# [WHAT TO PRODUCE]
In how many lines of the data does the word "July" appear? Give the number by itself.

======== MATERIAL SUPPLIED

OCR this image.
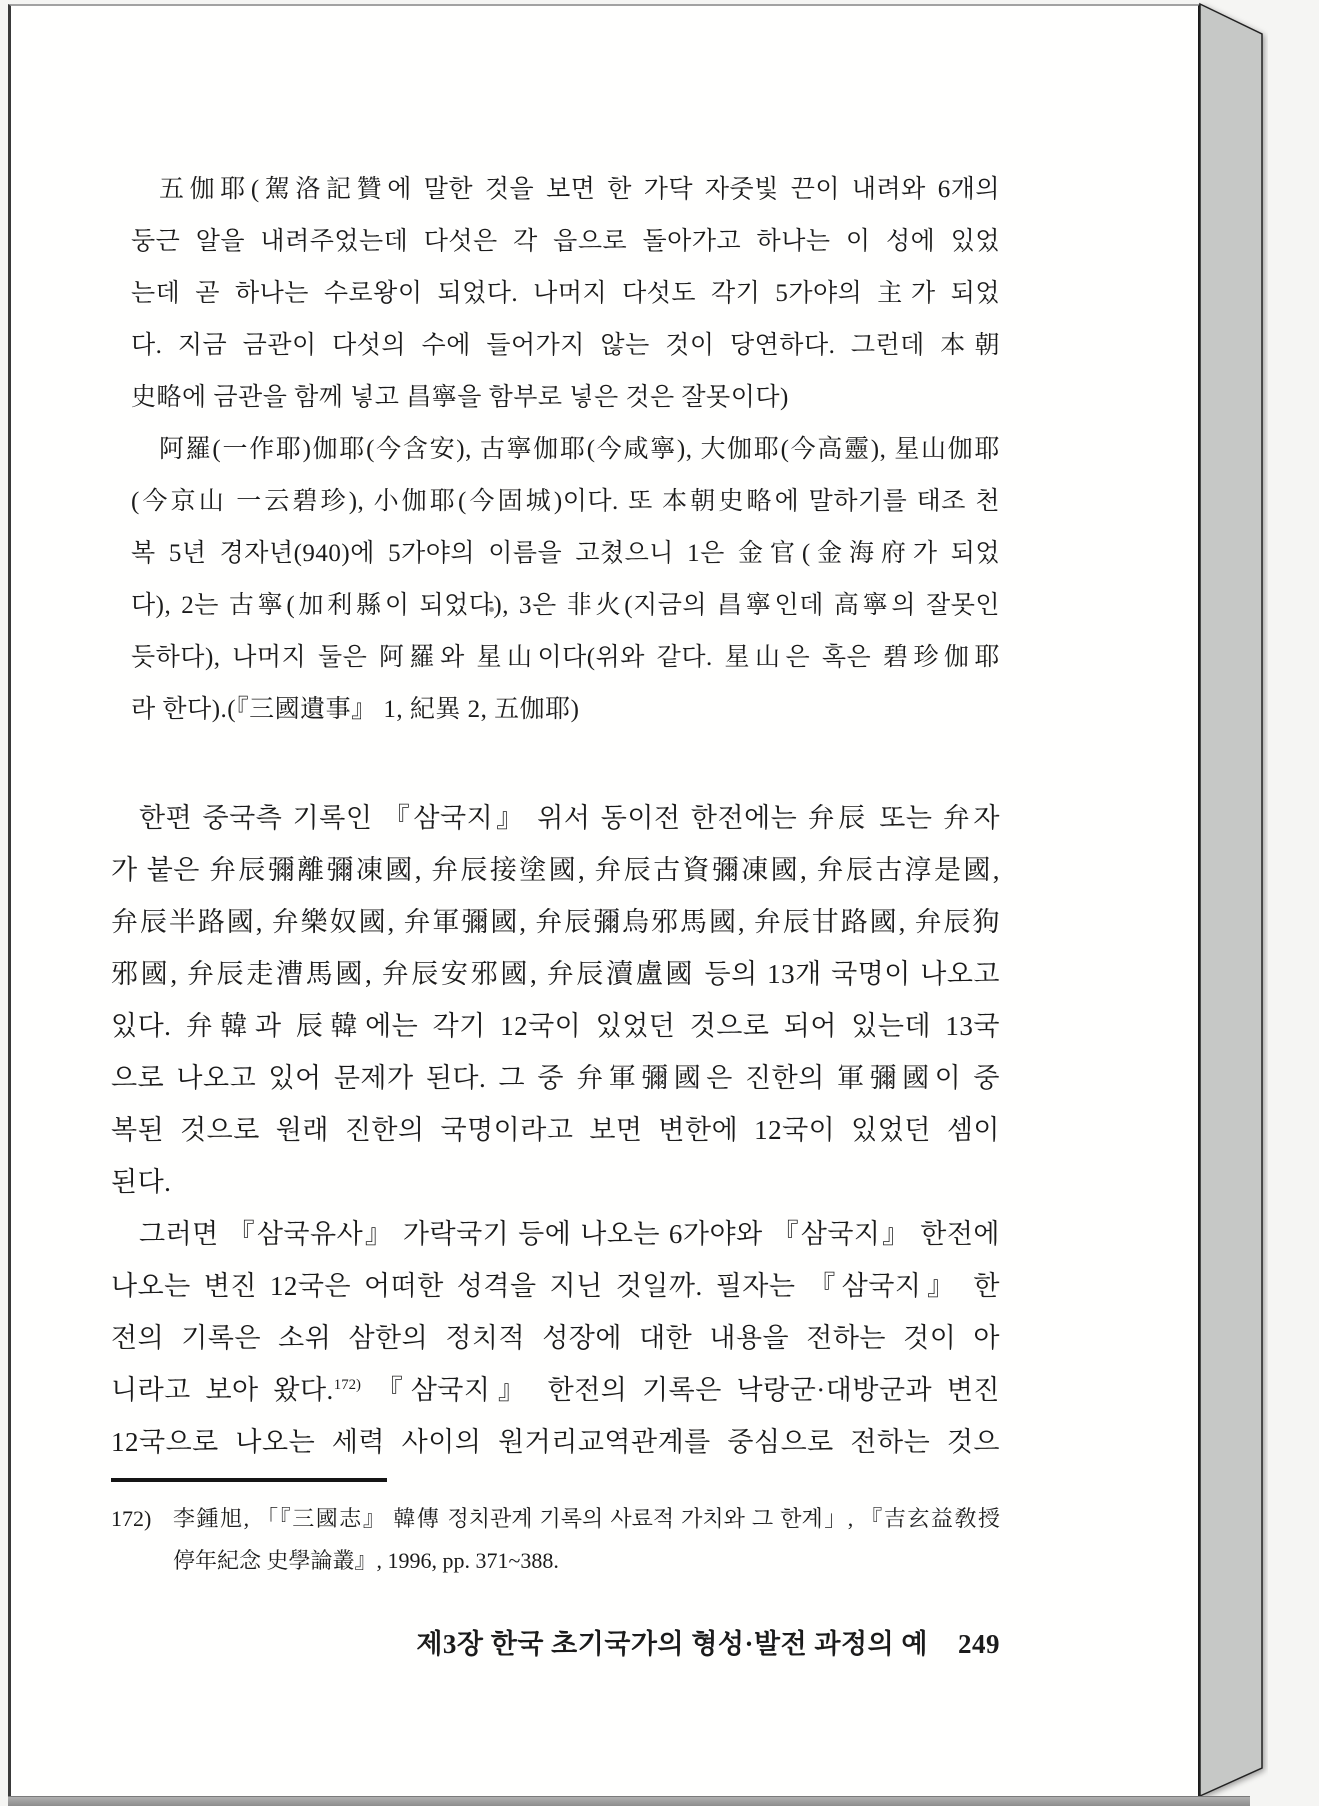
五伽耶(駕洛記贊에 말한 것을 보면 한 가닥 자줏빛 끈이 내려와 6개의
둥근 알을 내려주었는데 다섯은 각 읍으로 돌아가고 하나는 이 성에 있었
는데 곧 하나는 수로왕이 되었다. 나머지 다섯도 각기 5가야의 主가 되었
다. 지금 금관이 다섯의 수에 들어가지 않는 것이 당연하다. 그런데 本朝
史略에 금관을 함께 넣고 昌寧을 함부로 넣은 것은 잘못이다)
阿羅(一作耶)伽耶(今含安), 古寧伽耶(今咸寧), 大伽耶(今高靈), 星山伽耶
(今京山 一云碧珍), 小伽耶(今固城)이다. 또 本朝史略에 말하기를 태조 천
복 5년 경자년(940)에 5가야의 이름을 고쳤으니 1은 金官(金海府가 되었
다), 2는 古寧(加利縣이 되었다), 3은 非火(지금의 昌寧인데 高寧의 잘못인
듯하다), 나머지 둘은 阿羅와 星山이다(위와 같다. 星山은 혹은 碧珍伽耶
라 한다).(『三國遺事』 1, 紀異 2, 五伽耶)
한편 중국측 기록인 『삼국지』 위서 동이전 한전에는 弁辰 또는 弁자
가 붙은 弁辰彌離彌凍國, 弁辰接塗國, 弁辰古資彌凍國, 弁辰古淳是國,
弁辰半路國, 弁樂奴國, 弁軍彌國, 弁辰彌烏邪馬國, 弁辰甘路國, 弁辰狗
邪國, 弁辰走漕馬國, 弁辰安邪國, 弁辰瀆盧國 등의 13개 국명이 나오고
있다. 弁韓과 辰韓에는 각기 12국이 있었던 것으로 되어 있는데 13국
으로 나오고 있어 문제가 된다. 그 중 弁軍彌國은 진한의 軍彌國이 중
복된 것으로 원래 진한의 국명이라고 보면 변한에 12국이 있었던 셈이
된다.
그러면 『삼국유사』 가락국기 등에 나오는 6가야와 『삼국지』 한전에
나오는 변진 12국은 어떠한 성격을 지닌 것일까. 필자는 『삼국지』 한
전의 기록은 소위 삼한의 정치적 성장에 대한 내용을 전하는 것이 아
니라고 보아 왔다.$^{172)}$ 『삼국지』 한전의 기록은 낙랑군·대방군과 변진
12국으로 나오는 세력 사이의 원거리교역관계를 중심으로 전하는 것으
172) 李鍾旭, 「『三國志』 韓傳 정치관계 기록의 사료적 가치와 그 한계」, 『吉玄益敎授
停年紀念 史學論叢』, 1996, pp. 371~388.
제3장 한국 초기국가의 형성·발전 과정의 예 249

================
======== MATERIAL SUPPLIED

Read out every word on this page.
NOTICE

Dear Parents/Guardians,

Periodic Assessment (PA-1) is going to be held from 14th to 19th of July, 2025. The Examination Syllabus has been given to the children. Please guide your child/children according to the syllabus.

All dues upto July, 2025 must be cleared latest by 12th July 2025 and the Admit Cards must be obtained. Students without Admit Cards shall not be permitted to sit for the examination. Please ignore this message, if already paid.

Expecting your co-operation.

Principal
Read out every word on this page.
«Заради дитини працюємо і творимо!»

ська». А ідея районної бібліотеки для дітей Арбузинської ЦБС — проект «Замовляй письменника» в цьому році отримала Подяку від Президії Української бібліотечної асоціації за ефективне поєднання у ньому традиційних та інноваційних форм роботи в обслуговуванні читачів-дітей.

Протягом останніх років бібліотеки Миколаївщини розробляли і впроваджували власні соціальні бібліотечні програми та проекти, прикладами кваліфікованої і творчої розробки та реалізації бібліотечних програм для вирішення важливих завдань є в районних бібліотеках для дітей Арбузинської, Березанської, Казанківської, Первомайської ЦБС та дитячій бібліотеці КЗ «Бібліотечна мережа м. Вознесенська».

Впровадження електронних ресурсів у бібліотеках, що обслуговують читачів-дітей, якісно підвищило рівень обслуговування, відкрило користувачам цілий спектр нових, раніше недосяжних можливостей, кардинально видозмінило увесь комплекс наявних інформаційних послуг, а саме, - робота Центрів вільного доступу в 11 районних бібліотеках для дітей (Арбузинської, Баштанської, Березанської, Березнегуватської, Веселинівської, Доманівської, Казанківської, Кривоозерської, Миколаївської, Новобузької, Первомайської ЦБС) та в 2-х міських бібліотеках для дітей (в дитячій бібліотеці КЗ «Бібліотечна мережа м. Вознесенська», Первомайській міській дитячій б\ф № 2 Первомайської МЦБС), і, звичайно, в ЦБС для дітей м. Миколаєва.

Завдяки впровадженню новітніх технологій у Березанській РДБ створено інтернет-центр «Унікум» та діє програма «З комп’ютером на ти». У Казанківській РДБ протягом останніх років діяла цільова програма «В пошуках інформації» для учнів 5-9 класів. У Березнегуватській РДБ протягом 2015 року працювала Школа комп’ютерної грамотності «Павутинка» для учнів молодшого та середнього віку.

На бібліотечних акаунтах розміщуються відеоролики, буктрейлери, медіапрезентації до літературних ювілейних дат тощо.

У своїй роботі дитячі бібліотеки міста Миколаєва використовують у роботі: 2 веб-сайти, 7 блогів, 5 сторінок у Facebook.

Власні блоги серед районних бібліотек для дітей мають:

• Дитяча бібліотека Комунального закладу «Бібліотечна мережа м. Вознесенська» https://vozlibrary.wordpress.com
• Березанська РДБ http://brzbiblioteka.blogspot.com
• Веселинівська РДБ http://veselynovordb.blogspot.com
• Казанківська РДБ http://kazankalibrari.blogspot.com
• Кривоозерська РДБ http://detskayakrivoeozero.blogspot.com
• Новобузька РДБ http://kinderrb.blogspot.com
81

================
======== MATERIAL SUPPLIED

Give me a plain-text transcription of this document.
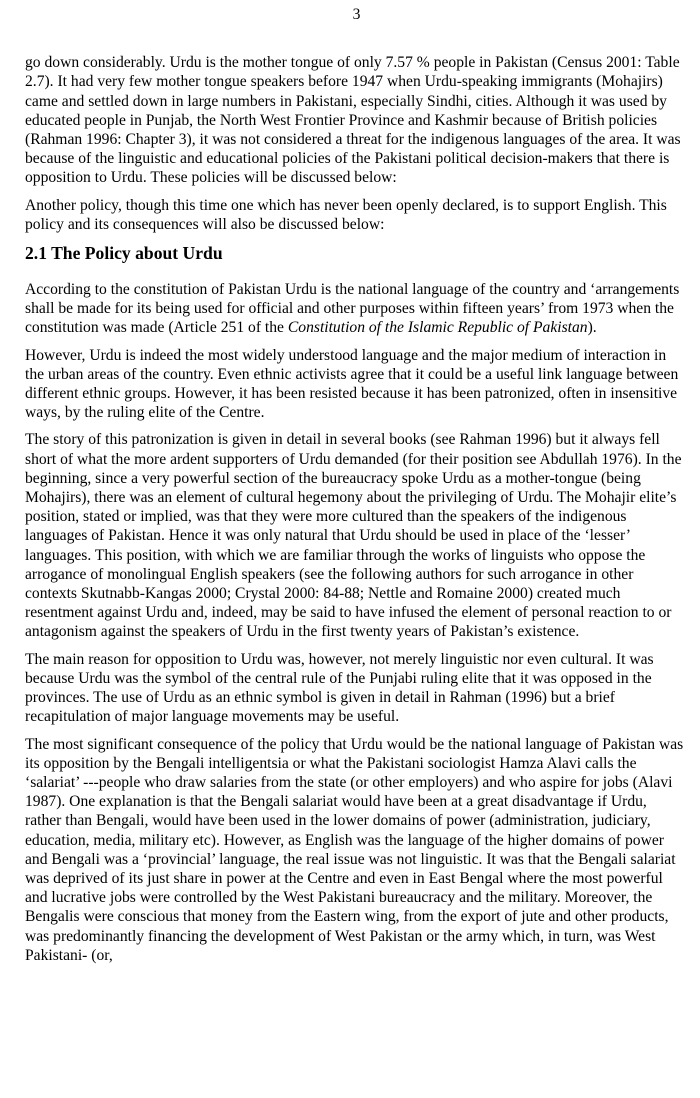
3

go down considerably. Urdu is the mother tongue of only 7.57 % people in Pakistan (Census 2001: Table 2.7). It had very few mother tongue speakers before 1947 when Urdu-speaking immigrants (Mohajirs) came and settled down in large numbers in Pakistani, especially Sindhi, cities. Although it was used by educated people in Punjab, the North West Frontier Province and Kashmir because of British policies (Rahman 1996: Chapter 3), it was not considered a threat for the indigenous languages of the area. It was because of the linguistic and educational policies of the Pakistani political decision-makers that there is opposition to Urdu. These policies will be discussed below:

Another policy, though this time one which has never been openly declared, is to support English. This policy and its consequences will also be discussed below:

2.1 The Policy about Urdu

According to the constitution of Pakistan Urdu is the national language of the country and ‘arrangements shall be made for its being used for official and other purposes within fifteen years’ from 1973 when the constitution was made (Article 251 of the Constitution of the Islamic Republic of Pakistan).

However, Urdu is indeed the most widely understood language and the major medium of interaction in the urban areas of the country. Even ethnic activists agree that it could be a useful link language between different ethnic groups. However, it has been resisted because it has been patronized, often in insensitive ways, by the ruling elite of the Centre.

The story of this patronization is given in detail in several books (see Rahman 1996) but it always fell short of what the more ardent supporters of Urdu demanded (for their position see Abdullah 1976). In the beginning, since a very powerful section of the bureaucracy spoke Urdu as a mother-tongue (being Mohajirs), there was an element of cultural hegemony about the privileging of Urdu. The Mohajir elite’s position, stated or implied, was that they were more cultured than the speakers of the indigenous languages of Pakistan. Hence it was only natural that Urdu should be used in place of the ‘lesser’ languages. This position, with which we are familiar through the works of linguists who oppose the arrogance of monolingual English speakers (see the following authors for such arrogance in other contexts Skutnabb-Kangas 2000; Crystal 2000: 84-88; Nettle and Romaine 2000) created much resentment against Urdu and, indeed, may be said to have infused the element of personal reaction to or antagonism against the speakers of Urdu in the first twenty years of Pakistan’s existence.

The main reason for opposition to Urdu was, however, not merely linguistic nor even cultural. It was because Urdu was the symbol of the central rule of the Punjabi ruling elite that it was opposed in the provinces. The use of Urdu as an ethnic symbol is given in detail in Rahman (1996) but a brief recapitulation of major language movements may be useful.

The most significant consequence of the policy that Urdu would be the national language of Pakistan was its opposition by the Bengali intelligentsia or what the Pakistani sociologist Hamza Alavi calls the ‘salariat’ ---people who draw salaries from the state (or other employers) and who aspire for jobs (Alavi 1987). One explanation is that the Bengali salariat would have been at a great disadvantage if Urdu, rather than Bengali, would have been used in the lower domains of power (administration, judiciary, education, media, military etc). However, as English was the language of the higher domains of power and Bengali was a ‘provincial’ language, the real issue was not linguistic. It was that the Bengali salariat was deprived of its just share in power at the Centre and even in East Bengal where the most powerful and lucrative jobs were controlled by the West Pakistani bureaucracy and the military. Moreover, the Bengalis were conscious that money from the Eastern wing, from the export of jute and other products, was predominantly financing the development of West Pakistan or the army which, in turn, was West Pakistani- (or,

================

# [TASK SOLUTION]
2